[Stored data]
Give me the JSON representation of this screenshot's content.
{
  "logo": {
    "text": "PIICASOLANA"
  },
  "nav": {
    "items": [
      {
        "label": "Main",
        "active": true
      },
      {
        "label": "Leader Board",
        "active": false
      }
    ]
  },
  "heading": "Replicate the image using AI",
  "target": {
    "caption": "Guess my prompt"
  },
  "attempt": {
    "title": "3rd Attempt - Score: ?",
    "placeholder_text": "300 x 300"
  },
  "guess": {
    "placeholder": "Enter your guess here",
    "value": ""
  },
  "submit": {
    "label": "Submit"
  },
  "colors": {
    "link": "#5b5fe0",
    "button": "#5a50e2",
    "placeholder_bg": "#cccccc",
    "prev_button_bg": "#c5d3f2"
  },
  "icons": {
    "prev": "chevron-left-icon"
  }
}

→ **Written exercise**:
Exactly reproduce every line found in the records.

→ **Written answer**:
Give me the JSON representation of this screenshot's content.
{
  "logo": {
    "text": "PIICASOLANA"
  },
  "nav": {
    "items": [
      {
        "label": "Main",
        "active": true
      },
      {
        "label": "Leader Board",
        "active": false
      }
    ]
  },
  "heading": "Replicate the image using AI",
  "target": {
    "caption": "Guess my prompt"
  },
  "attempt": {
    "title": "3rd Attempt - Score: ?",
    "placeholder_text": "300 x 300"
  },
  "guess": {
    "placeholder": "Enter your guess here",
    "value": ""
  },
  "submit": {
    "label": "Submit"
  },
  "colors": {
    "link": "#5b5fe0",
    "button": "#5a50e2",
    "placeholder_bg": "#cccccc",
    "prev_button_bg": "#c5d3f2"
  },
  "icons": {
    "prev": "chevron-left-icon"
  }
}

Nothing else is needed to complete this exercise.